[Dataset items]
* begin *
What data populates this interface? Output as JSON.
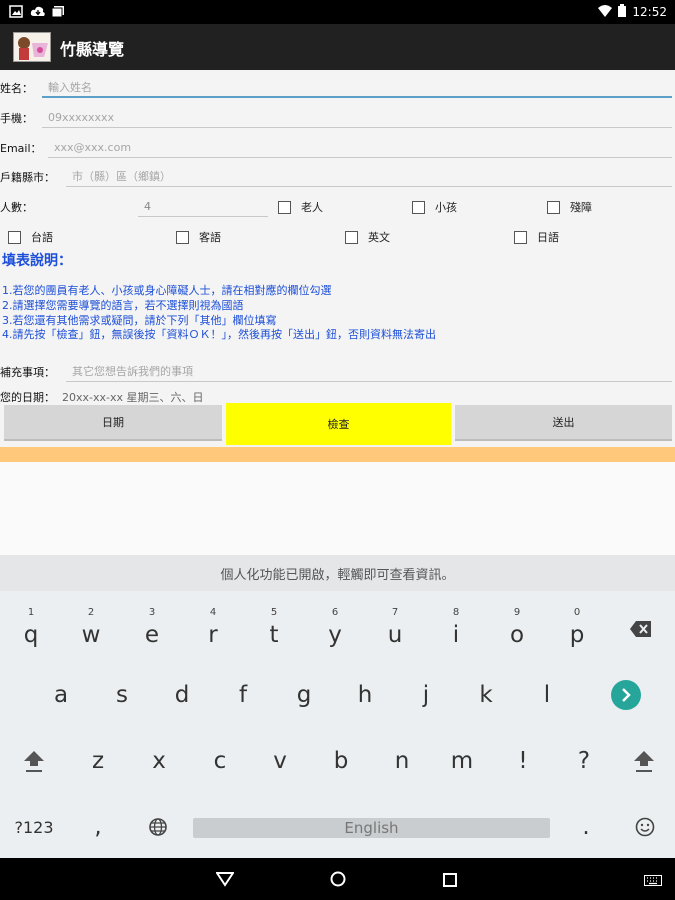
{
  "status": {
    "time": "12:52"
  },
  "app": {
    "title": "竹縣導覽"
  },
  "form": {
    "name": {
      "label": "姓名：",
      "placeholder": "輸入姓名"
    },
    "phone": {
      "label": "手機：",
      "placeholder": "09xxxxxxxx"
    },
    "email": {
      "label": "Email：",
      "placeholder": "xxx@xxx.com"
    },
    "city": {
      "label": "戶籍縣市：",
      "placeholder": "市（縣）區（鄉鎮）"
    },
    "count": {
      "label": "人數：",
      "value": "4"
    },
    "groups": [
      "老人",
      "小孩",
      "殘障"
    ],
    "languages": [
      "台語",
      "客語",
      "英文",
      "日語"
    ],
    "instructions_title": "填表說明：",
    "instructions": [
      "1.若您的團員有老人、小孩或身心障礙人士，請在相對應的欄位勾選",
      "2.請選擇您需要導覽的語言，若不選擇則視為國語",
      "3.若您還有其他需求或疑問，請於下列「其他」欄位填寫",
      "4.請先按「檢查」鈕，無誤後按「資料ＯＫ！」，然後再按「送出」鈕，否則資料無法寄出"
    ],
    "notes": {
      "label": "補充事項：",
      "placeholder": "其它您想告訴我們的事項"
    },
    "date": {
      "label": "您的日期：",
      "value": "20xx-xx-xx 星期三、六、日"
    },
    "buttons": {
      "date": "日期",
      "check": "檢查",
      "send": "送出"
    }
  },
  "keyboard": {
    "suggestion": "個人化功能已開啟，輕觸即可查看資訊。",
    "row1": [
      "q",
      "w",
      "e",
      "r",
      "t",
      "y",
      "u",
      "i",
      "o",
      "p"
    ],
    "row1_hints": [
      "1",
      "2",
      "3",
      "4",
      "5",
      "6",
      "7",
      "8",
      "9",
      "0"
    ],
    "row2": [
      "a",
      "s",
      "d",
      "f",
      "g",
      "h",
      "j",
      "k",
      "l"
    ],
    "row3": [
      "z",
      "x",
      "c",
      "v",
      "b",
      "n",
      "m",
      "!",
      "?"
    ],
    "symbols": "?123",
    "comma": ",",
    "period": ".",
    "space": "English"
  },
  "colors": {
    "check_button": "#ffff00",
    "instructions": "#1d4fd8",
    "accent_strip": "#ffc87a",
    "enter_key": "#26a69a"
  }
}
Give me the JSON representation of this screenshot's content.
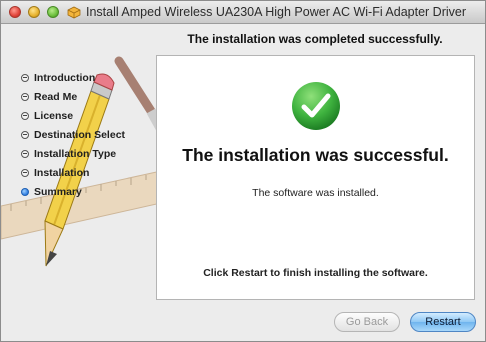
{
  "window": {
    "title": "Install Amped Wireless UA230A High Power AC Wi-Fi Adapter Driver",
    "header": "The installation was completed successfully."
  },
  "steps": [
    {
      "label": "Introduction",
      "active": false
    },
    {
      "label": "Read Me",
      "active": false
    },
    {
      "label": "License",
      "active": false
    },
    {
      "label": "Destination Select",
      "active": false
    },
    {
      "label": "Installation Type",
      "active": false
    },
    {
      "label": "Installation",
      "active": false
    },
    {
      "label": "Summary",
      "active": true
    }
  ],
  "content": {
    "status_icon": "success-check-icon",
    "headline": "The installation was successful.",
    "detail": "The software was installed.",
    "footer_note": "Click Restart to finish installing the software."
  },
  "buttons": {
    "go_back": "Go Back",
    "restart": "Restart"
  },
  "colors": {
    "success_green": "#3fb33f",
    "accent_blue": "#6fb4ee"
  }
}
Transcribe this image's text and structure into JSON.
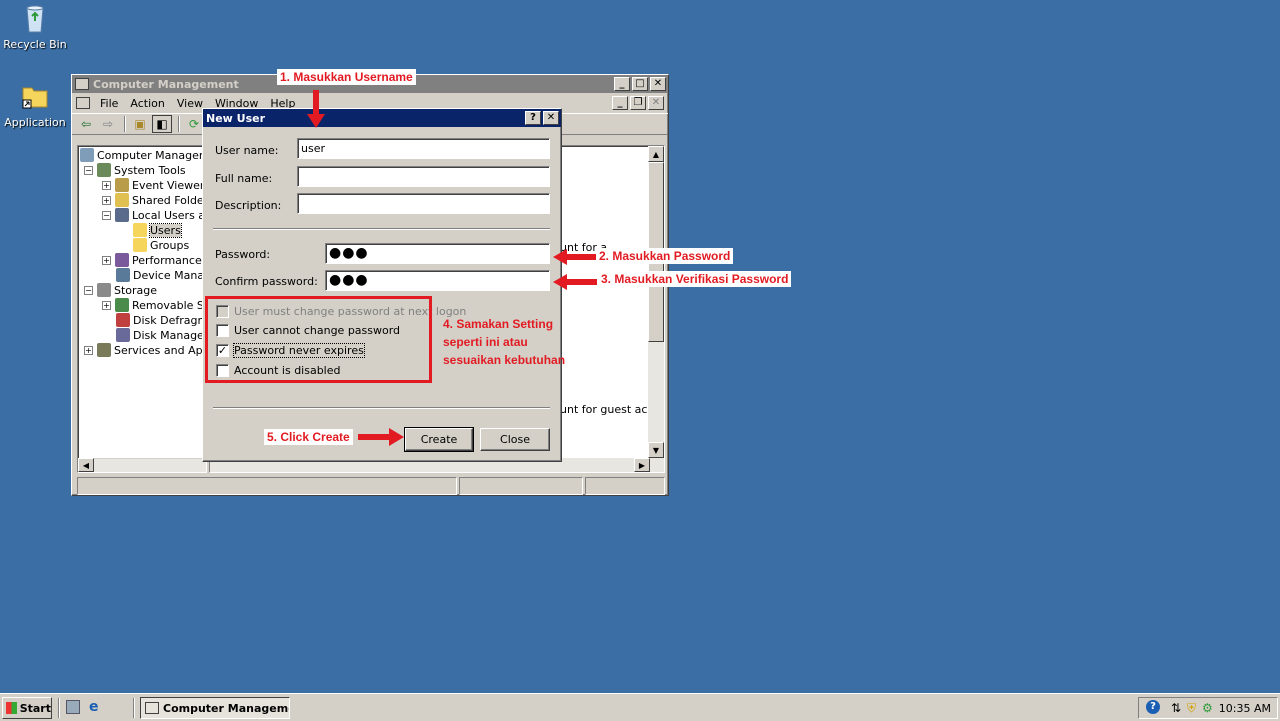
{
  "desktop": {
    "icons": [
      {
        "label": "Recycle Bin",
        "icon": "recycle-bin-icon"
      },
      {
        "label": "Application",
        "icon": "folder-shortcut-icon"
      }
    ]
  },
  "main_window": {
    "title": "Computer Management",
    "menu": [
      "File",
      "Action",
      "View",
      "Window",
      "Help"
    ],
    "tree": [
      {
        "label": "Computer Management"
      },
      {
        "label": "System Tools"
      },
      {
        "label": "Event Viewer"
      },
      {
        "label": "Shared Folders"
      },
      {
        "label": "Local Users and"
      },
      {
        "label": "Users"
      },
      {
        "label": "Groups"
      },
      {
        "label": "Performance Lo"
      },
      {
        "label": "Device Manage"
      },
      {
        "label": "Storage"
      },
      {
        "label": "Removable Sto"
      },
      {
        "label": "Disk Defragmer"
      },
      {
        "label": "Disk Manageme"
      },
      {
        "label": "Services and Applic"
      }
    ],
    "right_pane_text": [
      "unt for a",
      "unt for guest acces"
    ]
  },
  "dialog": {
    "title": "New User",
    "fields": {
      "username_label": "User name:",
      "username_value": "user",
      "fullname_label": "Full name:",
      "fullname_value": "",
      "description_label": "Description:",
      "description_value": "",
      "password_label": "Password:",
      "password_value": "●●●",
      "confirm_label": "Confirm password:",
      "confirm_value": "●●●"
    },
    "checkboxes": [
      {
        "label": "User must change password at next logon",
        "checked": false,
        "disabled": true
      },
      {
        "label": "User cannot change password",
        "checked": false,
        "disabled": false
      },
      {
        "label": "Password never expires",
        "checked": true,
        "disabled": false
      },
      {
        "label": "Account is disabled",
        "checked": false,
        "disabled": false
      }
    ],
    "buttons": {
      "create": "Create",
      "close": "Close"
    }
  },
  "annotations": {
    "step1": "1. Masukkan Username",
    "step2": "2. Masukkan Password",
    "step3": "3. Masukkan Verifikasi Password",
    "step4": "4. Samakan Setting seperti ini atau sesuaikan kebutuhan",
    "step5": "5. Click Create",
    "color": "#e21b23"
  },
  "taskbar": {
    "start_label": "Start",
    "task_label": "Computer Manageme...",
    "clock": "10:35 AM"
  }
}
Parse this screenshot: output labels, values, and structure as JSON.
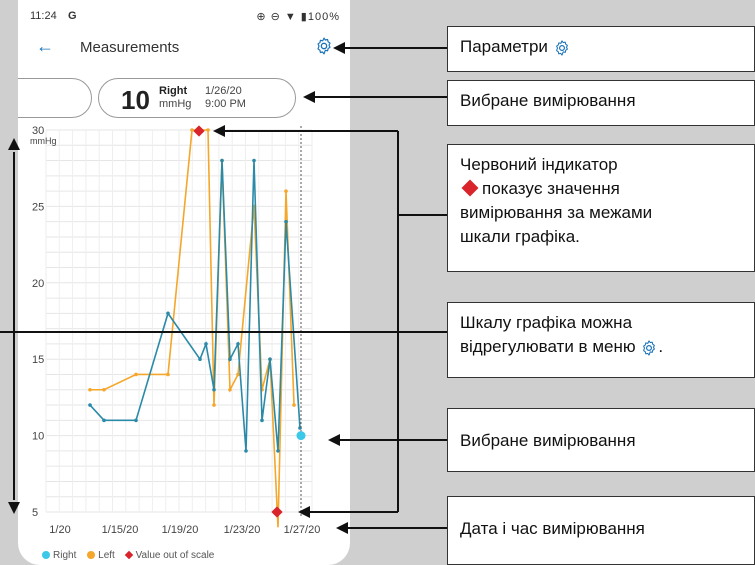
{
  "status_bar": {
    "time": "11:24",
    "icons": "⊕ ⊖ ▼ ▮100%",
    "g": "G"
  },
  "app_bar": {
    "title": "Measurements",
    "back_icon": "arrow-left-icon",
    "settings_icon": "gear-icon"
  },
  "selected_card": {
    "value": "10",
    "side": "Right",
    "unit": "mmHg",
    "date": "1/26/20",
    "time": "9:00 PM"
  },
  "chart_data": {
    "type": "line",
    "ylabel": "mmHg",
    "ylim": [
      5,
      30
    ],
    "yticks": [
      "30",
      "25",
      "20",
      "15",
      "10",
      "5"
    ],
    "xticks": [
      "1/20",
      "1/15/20",
      "1/19/20",
      "1/23/20",
      "1/27/20"
    ],
    "legend": [
      "Right",
      "Left",
      "Value out of scale"
    ],
    "colors": {
      "right": "#2b8aa8",
      "left": "#f4a72a",
      "out": "#d9242b",
      "selected": "#3cc8e8"
    },
    "series": [
      {
        "name": "Right",
        "values": [
          12,
          11,
          11,
          18,
          15,
          16,
          13,
          28,
          15,
          16,
          9,
          28,
          11,
          15,
          9,
          24,
          10.5
        ]
      },
      {
        "name": "Left",
        "values": [
          13,
          13,
          14,
          14,
          30,
          30,
          12,
          28,
          13,
          14,
          25,
          13,
          15,
          4,
          26,
          12
        ]
      }
    ],
    "selected_point": {
      "series": "Right",
      "value": 10
    }
  },
  "legend_labels": {
    "right": "Right",
    "left": "Left",
    "out": "Value out of scale"
  },
  "callouts": {
    "settings": "Параметри",
    "selected_top": "Вибране вимірювання",
    "red_indicator_1": "Червоний індикатор",
    "red_indicator_2": "показує значення",
    "red_indicator_3": "вимірювання за межами",
    "red_indicator_4": "шкали графіка.",
    "scale_1": "Шкалу графіка можна",
    "scale_2": "відрегулювати в меню",
    "selected_bottom": "Вибране вимірювання",
    "datetime": "Дата і час вимірювання"
  }
}
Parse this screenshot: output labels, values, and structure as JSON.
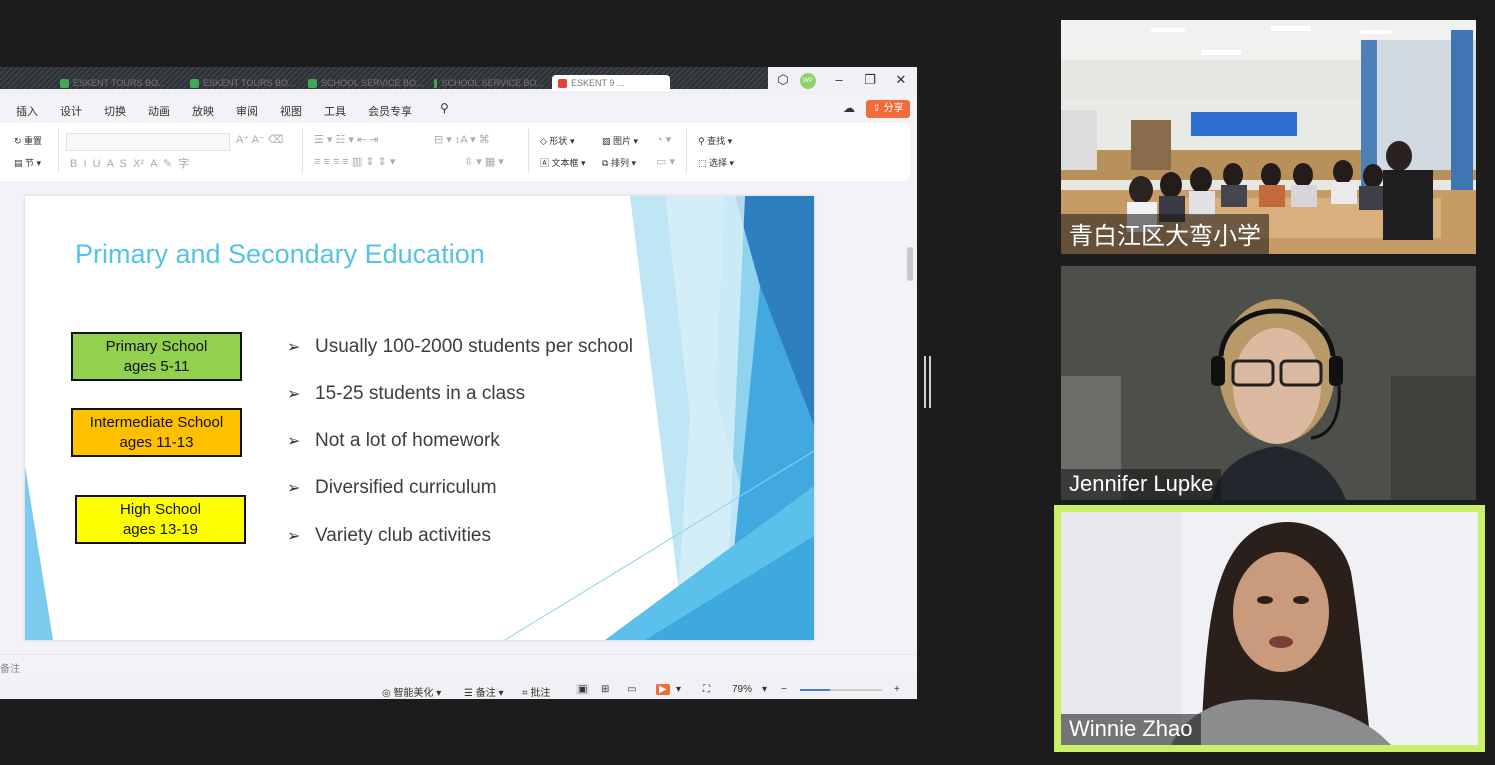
{
  "app": {
    "tabs": [
      "ESKENT TOURS BO...",
      "ESKENT TOURS BO...",
      "SCHOOL SERVICE BO...",
      "SCHOOL SERVICE BO...",
      "ESKENT 9 ..."
    ],
    "avatar_initials": "WP",
    "menu": [
      "插入",
      "设计",
      "切换",
      "动画",
      "放映",
      "审阅",
      "视图",
      "工具",
      "会员专享"
    ],
    "share_label": "分享"
  },
  "ribbon": {
    "redo": "重置",
    "section": "节",
    "shape": "形状",
    "picture": "图片",
    "textbox": "文本框",
    "arrange": "排列",
    "find": "查找",
    "select": "选择"
  },
  "slide": {
    "title": "Primary and Secondary Education",
    "boxes": [
      {
        "line1": "Primary School",
        "line2": "ages 5-11",
        "color": "#92d050"
      },
      {
        "line1": "Intermediate School",
        "line2": "ages 11-13",
        "color": "#ffc000"
      },
      {
        "line1": "High School",
        "line2": "ages 13-19",
        "color": "#ffff00"
      }
    ],
    "bullets": [
      "Usually 100-2000 students per school",
      "15-25 students in a class",
      "Not a lot of homework",
      "Diversified curriculum",
      "Variety club activities"
    ]
  },
  "notes_label": "备注",
  "status": {
    "beautify": "智能美化",
    "notes": "备注",
    "comments": "批注",
    "zoom": "79%"
  },
  "participants": [
    {
      "name": "青白江区大弯小学",
      "active": false
    },
    {
      "name": "Jennifer Lupke",
      "active": false
    },
    {
      "name": "Winnie Zhao",
      "active": true
    }
  ],
  "colors": {
    "accent_title": "#55c2e6",
    "active_speaker_border": "#c8f06a",
    "share_button": "#f26b3a"
  }
}
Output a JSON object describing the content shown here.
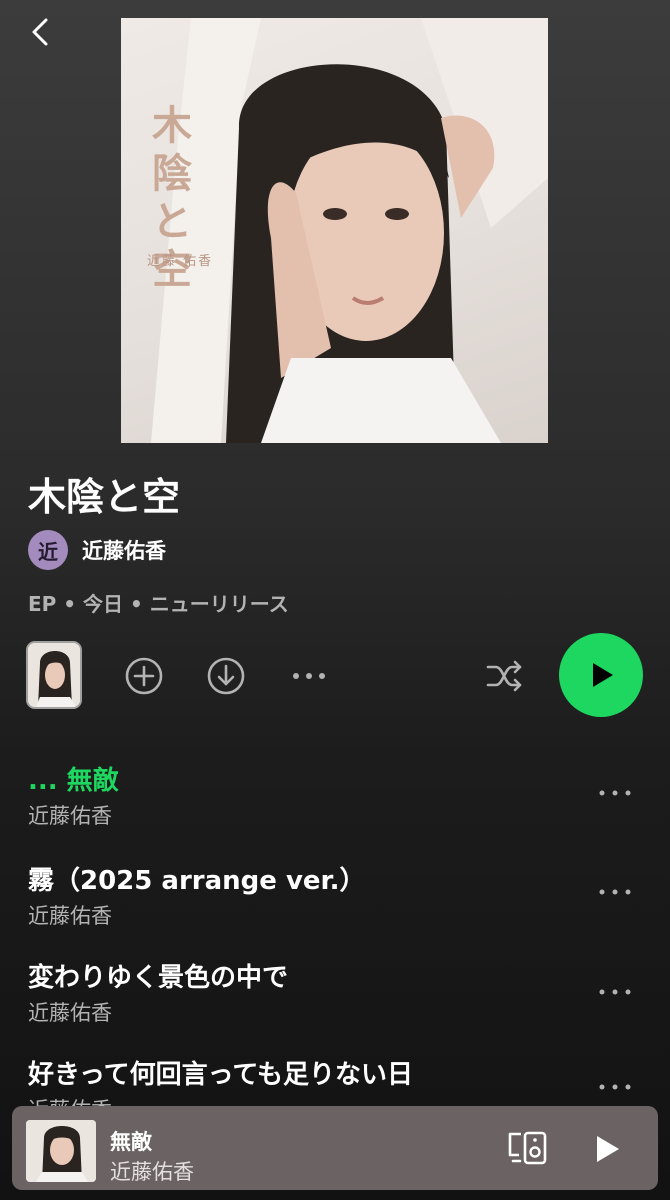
{
  "nav": {
    "back_icon": "chevron-left-icon"
  },
  "album": {
    "cover_title": "木陰と空",
    "cover_artist": "近藤 佑香",
    "title": "木陰と空",
    "artist_initial": "近",
    "artist": "近藤佑香",
    "meta": "EP • 今日 • ニューリリース"
  },
  "actions": {
    "add_icon": "plus-circle-icon",
    "download_icon": "download-circle-icon",
    "more_icon": "more-horizontal-icon",
    "shuffle_icon": "shuffle-icon",
    "play_icon": "play-icon"
  },
  "tracks": [
    {
      "title": "... 無敵",
      "artist": "近藤佑香",
      "now_playing": true
    },
    {
      "title": "霧（2025 arrange ver.）",
      "artist": "近藤佑香",
      "now_playing": false
    },
    {
      "title": "変わりゆく景色の中で",
      "artist": "近藤佑香",
      "now_playing": false
    },
    {
      "title": "好きって何回言っても足りない日",
      "artist": "近藤佑香",
      "now_playing": false
    }
  ],
  "now_playing": {
    "title": "無敵",
    "artist": "近藤佑香",
    "devices_icon": "connect-device-icon",
    "play_icon": "play-icon"
  },
  "colors": {
    "accent": "#1ed760",
    "mini_player_bg": "#6b6363",
    "secondary_text": "#b3b3b3",
    "artist_avatar": "#a48bbd"
  }
}
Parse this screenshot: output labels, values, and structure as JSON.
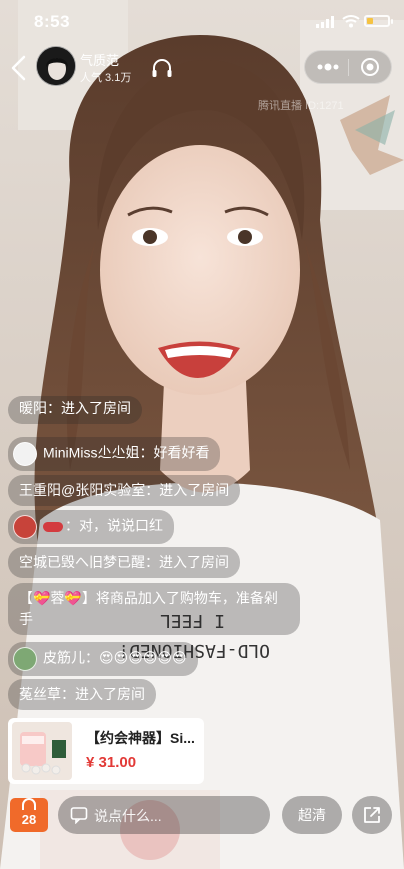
{
  "status_bar": {
    "time": "8:53"
  },
  "anchor": {
    "name": "气质范",
    "popularity": "人气 3.1万"
  },
  "watermark": "腾讯直播 ID:1271",
  "chat": [
    {
      "user": "暖阳：",
      "text": "进入了房间",
      "avatar": false
    },
    {
      "user": "MiniMiss尐尐姐：",
      "text": "好看好看",
      "avatar": true
    },
    {
      "user": "王重阳@张阳实验室：",
      "text": "进入了房间",
      "avatar": false
    },
    {
      "user": "：",
      "text": "对，说说口红",
      "avatar": true
    },
    {
      "user": "空城已毁へ旧梦已醒：",
      "text": "进入了房间",
      "avatar": false
    },
    {
      "user": "【💝蓉💝】",
      "text": "将商品加入了购物车，准备剁手",
      "avatar": false
    },
    {
      "user": "皮筋儿：",
      "text": "😍😍😍😍😍😍",
      "avatar": true
    },
    {
      "user": "菟丝草：",
      "text": "进入了房间",
      "avatar": false
    }
  ],
  "product": {
    "title": "【约会神器】Si...",
    "price": "¥ 31.00"
  },
  "bottom_bar": {
    "cart_count": "28",
    "comment_placeholder": "说点什么...",
    "quality_label": "超清"
  }
}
* end *
▶ Objective: In the records above, locate every line with the string "Disk" and copy it.

▶ Worked solution:
        "label": "Disk Defragmer"
        "label": "Disk Manageme"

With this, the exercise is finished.